**TASK DETAILS:** Skip the pictures. Reproduce all other material exactly.

[Dataset rows about figures]
++++

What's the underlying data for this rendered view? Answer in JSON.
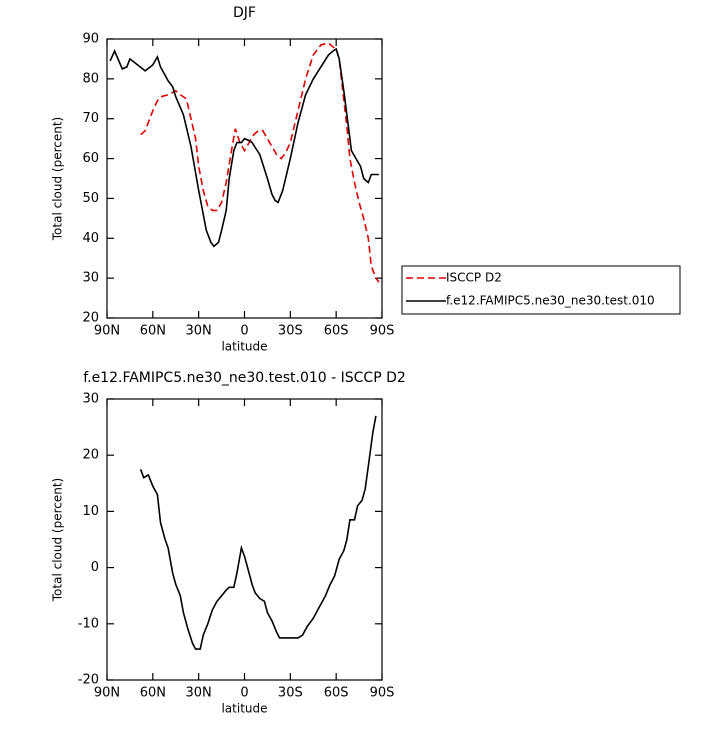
{
  "chart_data": [
    {
      "type": "line",
      "title": "DJF",
      "x_label": "latitude",
      "y_label": "Total cloud (percent)",
      "xlim": [
        90,
        -90
      ],
      "ylim": [
        20,
        90
      ],
      "xticks": [
        {
          "value": 90,
          "label": "90N"
        },
        {
          "value": 60,
          "label": "60N"
        },
        {
          "value": 30,
          "label": "30N"
        },
        0,
        {
          "value": -30,
          "label": "30S"
        },
        {
          "value": -60,
          "label": "60S"
        },
        {
          "value": -90,
          "label": "90S"
        }
      ],
      "yticks": [
        20,
        30,
        40,
        50,
        60,
        70,
        80,
        90
      ],
      "series": [
        {
          "name": "ISCCP D2",
          "color": "#e00000",
          "dash": true,
          "x": [
            68,
            65,
            60,
            57,
            55,
            50,
            45,
            42,
            38,
            35,
            32,
            30,
            27,
            24,
            21,
            18,
            15,
            12,
            9,
            6,
            3,
            0,
            -3,
            -6,
            -9,
            -12,
            -15,
            -18,
            -21,
            -24,
            -27,
            -30,
            -35,
            -40,
            -45,
            -50,
            -55,
            -58,
            -60,
            -62,
            -64,
            -67,
            -69,
            -72,
            -75,
            -78,
            -81,
            -83,
            -86,
            -88
          ],
          "values": [
            66,
            67,
            72,
            74.5,
            75.5,
            76,
            77,
            76,
            75,
            70,
            65,
            58,
            52,
            48,
            47,
            47,
            49,
            54,
            61,
            67.5,
            64,
            62,
            64,
            66,
            67,
            67,
            65,
            63,
            61,
            60,
            61.5,
            64,
            72,
            80,
            86,
            88.5,
            89,
            88,
            87.5,
            85,
            78,
            68,
            60,
            54,
            49,
            45,
            40,
            33,
            30,
            29
          ]
        },
        {
          "name": "f.e12.FAMIPC5.ne30_ne30.test.010",
          "color": "#000000",
          "dash": false,
          "x": [
            88,
            85,
            80,
            77,
            75,
            70,
            65,
            60,
            57,
            55,
            50,
            47,
            45,
            40,
            35,
            30,
            25,
            22,
            20,
            17,
            15,
            12,
            10,
            7,
            5,
            2,
            0,
            -3,
            -5,
            -10,
            -15,
            -18,
            -20,
            -22,
            -25,
            -30,
            -35,
            -40,
            -45,
            -50,
            -55,
            -58,
            -60,
            -62,
            -65,
            -68,
            -70,
            -73,
            -76,
            -78,
            -81,
            -83,
            -88
          ],
          "values": [
            84.5,
            87,
            82.5,
            83,
            85,
            83.5,
            82,
            83.5,
            85.5,
            83,
            79.5,
            78,
            75.5,
            71,
            63,
            52,
            42,
            39,
            38,
            39,
            42,
            47,
            55,
            62,
            64,
            64,
            65,
            64.5,
            64,
            61,
            55,
            51,
            49.5,
            49,
            52,
            60,
            69,
            76,
            80,
            83,
            86,
            87,
            87.5,
            85,
            77,
            68,
            62,
            60,
            58,
            55,
            54,
            56,
            56
          ]
        }
      ]
    },
    {
      "type": "line",
      "title": "f.e12.FAMIPC5.ne30_ne30.test.010 - ISCCP D2",
      "x_label": "latitude",
      "y_label": "Total cloud (percent)",
      "xlim": [
        90,
        -90
      ],
      "ylim": [
        -20,
        30
      ],
      "xticks": [
        {
          "value": 90,
          "label": "90N"
        },
        {
          "value": 60,
          "label": "60N"
        },
        {
          "value": 30,
          "label": "30N"
        },
        0,
        {
          "value": -30,
          "label": "30S"
        },
        {
          "value": -60,
          "label": "60S"
        },
        {
          "value": -90,
          "label": "90S"
        }
      ],
      "yticks": [
        -20,
        -10,
        0,
        10,
        20,
        30
      ],
      "color": "#000000",
      "x": [
        68,
        66,
        63,
        60,
        57,
        55,
        52,
        50,
        47,
        45,
        42,
        40,
        37,
        34,
        32,
        29,
        27,
        24,
        21,
        18,
        15,
        12,
        10,
        7,
        5,
        2,
        0,
        -2,
        -5,
        -7,
        -10,
        -13,
        -15,
        -18,
        -21,
        -23,
        -27,
        -31,
        -35,
        -38,
        -41,
        -45,
        -49,
        -53,
        -56,
        -59,
        -62,
        -65,
        -67,
        -69,
        -72,
        -74,
        -77,
        -79,
        -82,
        -84,
        -86
      ],
      "values": [
        17.5,
        16,
        16.5,
        14.5,
        13,
        8,
        5,
        3.5,
        -1,
        -3,
        -5,
        -8,
        -11,
        -13.5,
        -14.5,
        -14.5,
        -12,
        -10,
        -7.5,
        -6,
        -5,
        -4,
        -3.5,
        -3.5,
        -1,
        3.5,
        2,
        0,
        -3,
        -4.5,
        -5.5,
        -6,
        -8,
        -9.5,
        -11.5,
        -12.5,
        -12.5,
        -12.5,
        -12.5,
        -12,
        -10.5,
        -9,
        -7,
        -5,
        -3,
        -1.5,
        1.5,
        3,
        5,
        8.5,
        8.5,
        11,
        12,
        14,
        20,
        24,
        27
      ]
    }
  ]
}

++++

**CORRECT RESPONSE:**
What's the underlying data for this rendered view? Answer in JSON.
{
  "chart_data": [
    {
      "type": "line",
      "title": "DJF",
      "x_label": "latitude",
      "y_label": "Total cloud (percent)",
      "xlim": [
        90,
        -90
      ],
      "ylim": [
        20,
        90
      ],
      "xticks": [
        {
          "value": 90,
          "label": "90N"
        },
        {
          "value": 60,
          "label": "60N"
        },
        {
          "value": 30,
          "label": "30N"
        },
        0,
        {
          "value": -30,
          "label": "30S"
        },
        {
          "value": -60,
          "label": "60S"
        },
        {
          "value": -90,
          "label": "90S"
        }
      ],
      "yticks": [
        20,
        30,
        40,
        50,
        60,
        70,
        80,
        90
      ],
      "series": [
        {
          "name": "ISCCP D2",
          "color": "#e00000",
          "dash": true,
          "x": [
            68,
            65,
            60,
            57,
            55,
            50,
            45,
            42,
            38,
            35,
            32,
            30,
            27,
            24,
            21,
            18,
            15,
            12,
            9,
            6,
            3,
            0,
            -3,
            -6,
            -9,
            -12,
            -15,
            -18,
            -21,
            -24,
            -27,
            -30,
            -35,
            -40,
            -45,
            -50,
            -55,
            -58,
            -60,
            -62,
            -64,
            -67,
            -69,
            -72,
            -75,
            -78,
            -81,
            -83,
            -86,
            -88
          ],
          "values": [
            66,
            67,
            72,
            74.5,
            75.5,
            76,
            77,
            76,
            75,
            70,
            65,
            58,
            52,
            48,
            47,
            47,
            49,
            54,
            61,
            67.5,
            64,
            62,
            64,
            66,
            67,
            67,
            65,
            63,
            61,
            60,
            61.5,
            64,
            72,
            80,
            86,
            88.5,
            89,
            88,
            87.5,
            85,
            78,
            68,
            60,
            54,
            49,
            45,
            40,
            33,
            30,
            29
          ]
        },
        {
          "name": "f.e12.FAMIPC5.ne30_ne30.test.010",
          "color": "#000000",
          "dash": false,
          "x": [
            88,
            85,
            80,
            77,
            75,
            70,
            65,
            60,
            57,
            55,
            50,
            47,
            45,
            40,
            35,
            30,
            25,
            22,
            20,
            17,
            15,
            12,
            10,
            7,
            5,
            2,
            0,
            -3,
            -5,
            -10,
            -15,
            -18,
            -20,
            -22,
            -25,
            -30,
            -35,
            -40,
            -45,
            -50,
            -55,
            -58,
            -60,
            -62,
            -65,
            -68,
            -70,
            -73,
            -76,
            -78,
            -81,
            -83,
            -88
          ],
          "values": [
            84.5,
            87,
            82.5,
            83,
            85,
            83.5,
            82,
            83.5,
            85.5,
            83,
            79.5,
            78,
            75.5,
            71,
            63,
            52,
            42,
            39,
            38,
            39,
            42,
            47,
            55,
            62,
            64,
            64,
            65,
            64.5,
            64,
            61,
            55,
            51,
            49.5,
            49,
            52,
            60,
            69,
            76,
            80,
            83,
            86,
            87,
            87.5,
            85,
            77,
            68,
            62,
            60,
            58,
            55,
            54,
            56,
            56
          ]
        }
      ]
    },
    {
      "type": "line",
      "title": "f.e12.FAMIPC5.ne30_ne30.test.010 - ISCCP D2",
      "x_label": "latitude",
      "y_label": "Total cloud (percent)",
      "xlim": [
        90,
        -90
      ],
      "ylim": [
        -20,
        30
      ],
      "xticks": [
        {
          "value": 90,
          "label": "90N"
        },
        {
          "value": 60,
          "label": "60N"
        },
        {
          "value": 30,
          "label": "30N"
        },
        0,
        {
          "value": -30,
          "label": "30S"
        },
        {
          "value": -60,
          "label": "60S"
        },
        {
          "value": -90,
          "label": "90S"
        }
      ],
      "yticks": [
        -20,
        -10,
        0,
        10,
        20,
        30
      ],
      "color": "#000000",
      "x": [
        68,
        66,
        63,
        60,
        57,
        55,
        52,
        50,
        47,
        45,
        42,
        40,
        37,
        34,
        32,
        29,
        27,
        24,
        21,
        18,
        15,
        12,
        10,
        7,
        5,
        2,
        0,
        -2,
        -5,
        -7,
        -10,
        -13,
        -15,
        -18,
        -21,
        -23,
        -27,
        -31,
        -35,
        -38,
        -41,
        -45,
        -49,
        -53,
        -56,
        -59,
        -62,
        -65,
        -67,
        -69,
        -72,
        -74,
        -77,
        -79,
        -82,
        -84,
        -86
      ],
      "values": [
        17.5,
        16,
        16.5,
        14.5,
        13,
        8,
        5,
        3.5,
        -1,
        -3,
        -5,
        -8,
        -11,
        -13.5,
        -14.5,
        -14.5,
        -12,
        -10,
        -7.5,
        -6,
        -5,
        -4,
        -3.5,
        -3.5,
        -1,
        3.5,
        2,
        0,
        -3,
        -4.5,
        -5.5,
        -6,
        -8,
        -9.5,
        -11.5,
        -12.5,
        -12.5,
        -12.5,
        -12.5,
        -12,
        -10.5,
        -9,
        -7,
        -5,
        -3,
        -1.5,
        1.5,
        3,
        5,
        8.5,
        8.5,
        11,
        12,
        14,
        20,
        24,
        27
      ]
    }
  ]
}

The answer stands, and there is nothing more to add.